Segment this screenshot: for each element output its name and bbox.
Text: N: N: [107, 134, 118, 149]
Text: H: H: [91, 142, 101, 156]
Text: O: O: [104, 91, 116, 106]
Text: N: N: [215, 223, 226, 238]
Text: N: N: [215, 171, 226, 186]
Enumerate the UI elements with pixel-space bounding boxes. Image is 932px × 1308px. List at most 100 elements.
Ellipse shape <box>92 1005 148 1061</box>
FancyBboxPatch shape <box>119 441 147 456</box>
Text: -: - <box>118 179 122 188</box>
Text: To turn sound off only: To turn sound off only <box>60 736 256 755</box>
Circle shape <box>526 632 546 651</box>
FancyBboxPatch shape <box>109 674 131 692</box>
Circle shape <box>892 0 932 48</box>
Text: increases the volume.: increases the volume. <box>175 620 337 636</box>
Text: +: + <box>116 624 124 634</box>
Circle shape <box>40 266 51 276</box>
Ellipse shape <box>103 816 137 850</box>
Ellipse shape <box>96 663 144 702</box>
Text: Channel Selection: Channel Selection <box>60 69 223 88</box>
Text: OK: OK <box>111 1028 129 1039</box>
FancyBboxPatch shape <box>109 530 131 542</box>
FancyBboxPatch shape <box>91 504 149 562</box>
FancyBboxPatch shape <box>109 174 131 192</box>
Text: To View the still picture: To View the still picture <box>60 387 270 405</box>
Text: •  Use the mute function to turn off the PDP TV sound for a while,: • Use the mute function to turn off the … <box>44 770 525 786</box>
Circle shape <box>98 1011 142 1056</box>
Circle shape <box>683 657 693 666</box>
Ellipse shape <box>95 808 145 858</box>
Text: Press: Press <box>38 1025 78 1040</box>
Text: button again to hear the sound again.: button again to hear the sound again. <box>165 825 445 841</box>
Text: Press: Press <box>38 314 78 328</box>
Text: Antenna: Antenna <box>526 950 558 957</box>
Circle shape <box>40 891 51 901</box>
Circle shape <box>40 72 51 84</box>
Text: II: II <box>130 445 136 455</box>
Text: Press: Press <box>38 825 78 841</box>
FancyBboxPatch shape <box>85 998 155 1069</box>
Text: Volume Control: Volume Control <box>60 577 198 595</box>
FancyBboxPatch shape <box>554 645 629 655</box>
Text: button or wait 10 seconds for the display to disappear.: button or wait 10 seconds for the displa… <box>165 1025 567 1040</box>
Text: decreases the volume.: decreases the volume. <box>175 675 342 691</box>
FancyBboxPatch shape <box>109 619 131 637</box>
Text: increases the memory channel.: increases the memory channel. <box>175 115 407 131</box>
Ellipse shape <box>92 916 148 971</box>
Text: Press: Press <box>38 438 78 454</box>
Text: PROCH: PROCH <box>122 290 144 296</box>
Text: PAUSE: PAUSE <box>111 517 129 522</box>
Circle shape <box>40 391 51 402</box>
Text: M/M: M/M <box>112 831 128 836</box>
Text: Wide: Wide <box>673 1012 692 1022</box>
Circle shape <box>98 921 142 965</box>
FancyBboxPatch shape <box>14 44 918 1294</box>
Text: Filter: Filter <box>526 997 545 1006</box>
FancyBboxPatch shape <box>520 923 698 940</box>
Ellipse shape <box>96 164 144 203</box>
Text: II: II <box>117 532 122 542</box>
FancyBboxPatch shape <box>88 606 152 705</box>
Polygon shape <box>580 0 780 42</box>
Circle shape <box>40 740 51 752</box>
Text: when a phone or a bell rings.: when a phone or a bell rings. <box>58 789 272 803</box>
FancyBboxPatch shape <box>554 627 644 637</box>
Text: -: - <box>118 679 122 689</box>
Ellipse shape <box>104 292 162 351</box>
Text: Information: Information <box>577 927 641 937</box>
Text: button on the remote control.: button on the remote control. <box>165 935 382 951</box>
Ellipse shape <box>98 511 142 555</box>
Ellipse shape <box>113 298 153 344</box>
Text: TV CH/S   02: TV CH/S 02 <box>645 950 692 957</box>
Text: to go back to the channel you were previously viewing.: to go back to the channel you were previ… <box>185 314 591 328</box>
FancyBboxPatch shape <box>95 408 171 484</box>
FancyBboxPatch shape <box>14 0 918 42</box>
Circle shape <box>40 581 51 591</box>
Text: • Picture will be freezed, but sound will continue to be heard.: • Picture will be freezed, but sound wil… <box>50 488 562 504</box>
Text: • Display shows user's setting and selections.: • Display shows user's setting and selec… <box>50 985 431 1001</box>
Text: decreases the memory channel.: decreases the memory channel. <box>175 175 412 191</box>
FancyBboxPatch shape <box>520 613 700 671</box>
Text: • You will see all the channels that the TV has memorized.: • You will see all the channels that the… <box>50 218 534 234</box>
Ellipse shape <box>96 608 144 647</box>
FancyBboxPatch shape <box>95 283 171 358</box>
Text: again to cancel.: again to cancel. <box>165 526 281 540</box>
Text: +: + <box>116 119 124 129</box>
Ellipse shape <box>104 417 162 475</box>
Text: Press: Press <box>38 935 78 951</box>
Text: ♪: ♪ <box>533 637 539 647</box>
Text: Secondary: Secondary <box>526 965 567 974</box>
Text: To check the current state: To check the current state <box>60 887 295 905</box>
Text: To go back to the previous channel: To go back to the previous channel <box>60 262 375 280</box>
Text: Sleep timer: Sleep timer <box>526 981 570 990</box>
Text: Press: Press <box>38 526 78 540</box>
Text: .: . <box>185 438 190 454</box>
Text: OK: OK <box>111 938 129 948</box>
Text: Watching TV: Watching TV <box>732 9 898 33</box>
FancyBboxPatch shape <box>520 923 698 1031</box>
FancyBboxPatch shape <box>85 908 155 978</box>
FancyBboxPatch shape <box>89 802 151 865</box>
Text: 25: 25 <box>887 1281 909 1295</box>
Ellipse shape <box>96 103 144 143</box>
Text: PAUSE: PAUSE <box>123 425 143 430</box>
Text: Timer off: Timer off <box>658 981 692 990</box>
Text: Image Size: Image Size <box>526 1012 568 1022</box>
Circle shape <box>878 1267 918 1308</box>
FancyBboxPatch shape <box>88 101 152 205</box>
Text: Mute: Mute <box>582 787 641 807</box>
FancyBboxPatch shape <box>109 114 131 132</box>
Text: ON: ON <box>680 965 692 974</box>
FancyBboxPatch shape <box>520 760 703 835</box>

= = = = =

#### Task directions
Convert every line of the items above into a JSON array of strings, one string per line, with blank lines omitted.

#### Complete output
[
  "Segment this screenshot: for each element output its name and bbox.",
  "Text: N: N: [107, 134, 118, 149]",
  "Text: H: H: [91, 142, 101, 156]",
  "Text: O: O: [104, 91, 116, 106]",
  "Text: N: N: [215, 223, 226, 238]",
  "Text: N: N: [215, 171, 226, 186]",
  "Enumerate the UI elements with pixel-space bounding boxes. Image is 932px × 1308px. List at most 100 elements.",
  "Ellipse shape <box>92 1005 148 1061</box>",
  "FancyBboxPatch shape <box>119 441 147 456</box>",
  "Text: -: - <box>118 179 122 188</box>",
  "Text: To turn sound off only: To turn sound off only <box>60 736 256 755</box>",
  "Circle shape <box>526 632 546 651</box>",
  "FancyBboxPatch shape <box>109 674 131 692</box>",
  "Circle shape <box>892 0 932 48</box>",
  "Text: increases the volume.: increases the volume. <box>175 620 337 636</box>",
  "Text: +: + <box>116 624 124 634</box>",
  "Circle shape <box>40 266 51 276</box>",
  "Ellipse shape <box>103 816 137 850</box>",
  "Ellipse shape <box>96 663 144 702</box>",
  "Text: Channel Selection: Channel Selection <box>60 69 223 88</box>",
  "Text: OK: OK <box>111 1028 129 1039</box>",
  "FancyBboxPatch shape <box>109 530 131 542</box>",
  "FancyBboxPatch shape <box>91 504 149 562</box>",
  "FancyBboxPatch shape <box>109 174 131 192</box>",
  "Text: To View the still picture: To View the still picture <box>60 387 270 405</box>",
  "Text: •  Use the mute function to turn off the PDP TV sound for a while,: • Use the mute function to turn off the … <box>44 770 525 786</box>",
  "Circle shape <box>98 1011 142 1056</box>",
  "Circle shape <box>683 657 693 666</box>",
  "Ellipse shape <box>95 808 145 858</box>",
  "Text: Press: Press <box>38 1025 78 1040</box>",
  "Text: button again to hear the sound again.: button again to hear the sound again. <box>165 825 445 841</box>",
  "Text: Press: Press <box>38 314 78 328</box>",
  "Text: Antenna: Antenna <box>526 950 558 957</box>",
  "Circle shape <box>40 891 51 901</box>",
  "Circle shape <box>40 72 51 84</box>",
  "Text: II: II <box>130 445 136 455</box>",
  "Text: Press: Press <box>38 825 78 841</box>",
  "FancyBboxPatch shape <box>85 998 155 1069</box>",
  "Text: Volume Control: Volume Control <box>60 577 198 595</box>",
  "FancyBboxPatch shape <box>554 645 629 655</box>",
  "Text: button or wait 10 seconds for the display to disappear.: button or wait 10 seconds for the displa… <box>165 1025 567 1040</box>",
  "Text: decreases the volume.: decreases the volume. <box>175 675 342 691</box>",
  "FancyBboxPatch shape <box>109 619 131 637</box>",
  "Text: increases the memory channel.: increases the memory channel. <box>175 115 407 131</box>",
  "Ellipse shape <box>92 916 148 971</box>",
  "Text: Press: Press <box>38 438 78 454</box>",
  "Text: PROCH: PROCH <box>122 290 144 296</box>",
  "Text: PAUSE: PAUSE <box>111 517 129 522</box>",
  "Circle shape <box>40 391 51 402</box>",
  "Text: M/M: M/M <box>112 831 128 836</box>",
  "Text: Wide: Wide <box>673 1012 692 1022</box>",
  "Circle shape <box>98 921 142 965</box>",
  "FancyBboxPatch shape <box>14 44 918 1294</box>",
  "Text: Filter: Filter <box>526 997 545 1006</box>",
  "FancyBboxPatch shape <box>520 923 698 940</box>",
  "Ellipse shape <box>96 164 144 203</box>",
  "Text: II: II <box>117 532 122 542</box>",
  "FancyBboxPatch shape <box>88 606 152 705</box>",
  "Polygon shape <box>580 0 780 42</box>",
  "Circle shape <box>40 740 51 752</box>",
  "Text: when a phone or a bell rings.: when a phone or a bell rings. <box>58 789 272 803</box>",
  "FancyBboxPatch shape <box>554 627 644 637</box>",
  "Text: -: - <box>118 679 122 689</box>",
  "Ellipse shape <box>104 292 162 351</box>",
  "Text: Information: Information <box>577 927 641 937</box>",
  "Text: button on the remote control.: button on the remote control. <box>165 935 382 951</box>",
  "Ellipse shape <box>98 511 142 555</box>",
  "Ellipse shape <box>113 298 153 344</box>",
  "Text: TV CH/S   02: TV CH/S 02 <box>645 950 692 957</box>",
  "Text: to go back to the channel you were previously viewing.: to go back to the channel you were previ… <box>185 314 591 328</box>",
  "FancyBboxPatch shape <box>95 408 171 484</box>",
  "FancyBboxPatch shape <box>14 0 918 42</box>",
  "Circle shape <box>40 581 51 591</box>",
  "Text: • Picture will be freezed, but sound will continue to be heard.: • Picture will be freezed, but sound wil… <box>50 488 562 504</box>",
  "Text: • Display shows user's setting and selections.: • Display shows user's setting and selec… <box>50 985 431 1001</box>",
  "Text: decreases the memory channel.: decreases the memory channel. <box>175 175 412 191</box>",
  "FancyBboxPatch shape <box>520 613 700 671</box>",
  "Text: • You will see all the channels that the TV has memorized.: • You will see all the channels that the… <box>50 218 534 234</box>",
  "Ellipse shape <box>96 608 144 647</box>",
  "FancyBboxPatch shape <box>95 283 171 358</box>",
  "Text: again to cancel.: again to cancel. <box>165 526 281 540</box>",
  "Text: +: + <box>116 119 124 129</box>",
  "Ellipse shape <box>104 417 162 475</box>",
  "Text: Press: Press <box>38 935 78 951</box>",
  "Text: ♪: ♪ <box>533 637 539 647</box>",
  "Text: Secondary: Secondary <box>526 965 567 974</box>",
  "Text: To check the current state: To check the current state <box>60 887 295 905</box>",
  "Text: To go back to the previous channel: To go back to the previous channel <box>60 262 375 280</box>",
  "Text: Sleep timer: Sleep timer <box>526 981 570 990</box>",
  "Text: Press: Press <box>38 526 78 540</box>",
  "Text: .: . <box>185 438 190 454</box>",
  "Text: OK: OK <box>111 938 129 948</box>",
  "Text: Watching TV: Watching TV <box>732 9 898 33</box>",
  "FancyBboxPatch shape <box>520 923 698 1031</box>",
  "FancyBboxPatch shape <box>85 908 155 978</box>",
  "FancyBboxPatch shape <box>89 802 151 865</box>",
  "Text: 25: 25 <box>887 1281 909 1295</box>",
  "Ellipse shape <box>96 103 144 143</box>",
  "Text: PAUSE: PAUSE <box>123 425 143 430</box>",
  "Text: Timer off: Timer off <box>658 981 692 990</box>",
  "Text: Image Size: Image Size <box>526 1012 568 1022</box>",
  "Circle shape <box>878 1267 918 1308</box>",
  "FancyBboxPatch shape <box>88 101 152 205</box>",
  "Text: Mute: Mute <box>582 787 641 807</box>",
  "FancyBboxPatch shape <box>109 114 131 132</box>",
  "Text: ON: ON <box>680 965 692 974</box>",
  "FancyBboxPatch shape <box>520 760 703 835</box>"
]